The nose is sometimes the seat of the most violent inflammations. Inebriety sometimes leaves its mark there in the manner in which Bardolph was afflicted. The disease of rosacea, in the form of rhinophyma, which was what Bardolph had, has other sources besides those of excessive drinking, that are not popularly known, and hence one innocently a sufferer is sincerely to be pitied as having to bear not only the disease, but the most unjust conclusions regarding its cause.

Lupus, popularly termed cancer, but not regarded by physicians as true cancer, sometimes attacks and rapidly destroys the nose, being, in respect of its capacity to destroy the tissues, like cancer, thus leading naturally to the popular designation of it. Sometimes from a small centre of irritation, as, for instance, a broken and unkindly-healed mole, which has been subjected to fierce alternations of heat and cold (the causes are numerous that are capable of setting up inflammation in such a place), there arises a morbid affection known as epithelioma. These cases seem extremely trifling at first, hardly worthy of notice, but, like the spark that is capable of causing the great conflagration, they do not bear letting alone. The electric needle at once extirpates such growths in their incipient stages. We

have known of the case of such an excrescence that had been successively treated by perforation with red-hot needles, when it grew again, and then by excision with curved scissors, which cut it out nearly to the bone, when it grew again; but we have never known of a case in which the electric needle has been used for extirpating one when it has returned.

* Problem statement:
In the passage on diseases of the nose, what is said to remove growths such as epithelioma in their early stages?

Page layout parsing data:
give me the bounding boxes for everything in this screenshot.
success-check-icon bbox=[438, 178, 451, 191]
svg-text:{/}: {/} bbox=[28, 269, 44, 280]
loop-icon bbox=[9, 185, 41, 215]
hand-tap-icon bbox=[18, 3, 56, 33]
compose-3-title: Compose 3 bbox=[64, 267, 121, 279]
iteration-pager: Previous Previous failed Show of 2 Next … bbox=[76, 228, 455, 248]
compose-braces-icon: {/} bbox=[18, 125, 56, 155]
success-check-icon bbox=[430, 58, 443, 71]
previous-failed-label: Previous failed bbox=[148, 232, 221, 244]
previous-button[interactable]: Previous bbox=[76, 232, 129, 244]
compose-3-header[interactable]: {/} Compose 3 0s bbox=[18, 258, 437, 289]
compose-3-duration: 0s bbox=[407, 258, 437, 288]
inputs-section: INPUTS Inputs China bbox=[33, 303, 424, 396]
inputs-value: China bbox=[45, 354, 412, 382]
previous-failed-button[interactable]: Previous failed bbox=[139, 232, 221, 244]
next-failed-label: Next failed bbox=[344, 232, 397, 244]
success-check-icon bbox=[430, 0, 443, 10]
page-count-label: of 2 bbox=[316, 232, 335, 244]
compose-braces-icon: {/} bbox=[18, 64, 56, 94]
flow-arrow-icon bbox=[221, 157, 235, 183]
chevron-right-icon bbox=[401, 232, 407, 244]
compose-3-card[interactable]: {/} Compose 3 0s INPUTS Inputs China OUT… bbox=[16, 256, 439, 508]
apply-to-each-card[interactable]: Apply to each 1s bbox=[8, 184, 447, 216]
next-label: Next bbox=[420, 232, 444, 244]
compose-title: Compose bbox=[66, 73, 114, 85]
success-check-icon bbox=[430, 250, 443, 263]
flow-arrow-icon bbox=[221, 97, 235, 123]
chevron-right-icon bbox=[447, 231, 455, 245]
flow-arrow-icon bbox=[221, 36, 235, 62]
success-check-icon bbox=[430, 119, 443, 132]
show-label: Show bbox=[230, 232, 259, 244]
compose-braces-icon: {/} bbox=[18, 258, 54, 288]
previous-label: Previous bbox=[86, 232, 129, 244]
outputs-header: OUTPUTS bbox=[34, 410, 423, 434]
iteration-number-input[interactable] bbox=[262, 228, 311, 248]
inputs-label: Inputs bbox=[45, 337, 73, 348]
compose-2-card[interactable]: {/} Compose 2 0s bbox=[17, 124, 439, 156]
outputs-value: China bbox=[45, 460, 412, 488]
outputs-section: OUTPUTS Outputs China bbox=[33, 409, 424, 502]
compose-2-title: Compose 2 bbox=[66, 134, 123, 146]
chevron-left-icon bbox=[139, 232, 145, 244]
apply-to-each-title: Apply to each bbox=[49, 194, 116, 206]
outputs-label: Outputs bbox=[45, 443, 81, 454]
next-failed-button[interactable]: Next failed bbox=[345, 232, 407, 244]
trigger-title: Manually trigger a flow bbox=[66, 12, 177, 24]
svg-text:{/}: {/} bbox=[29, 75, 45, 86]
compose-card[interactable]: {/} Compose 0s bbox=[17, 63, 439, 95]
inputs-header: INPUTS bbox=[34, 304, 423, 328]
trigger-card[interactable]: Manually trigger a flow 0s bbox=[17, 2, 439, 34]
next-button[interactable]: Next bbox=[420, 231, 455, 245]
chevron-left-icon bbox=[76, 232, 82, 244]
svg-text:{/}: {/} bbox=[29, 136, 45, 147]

* Solution:
The electric needle.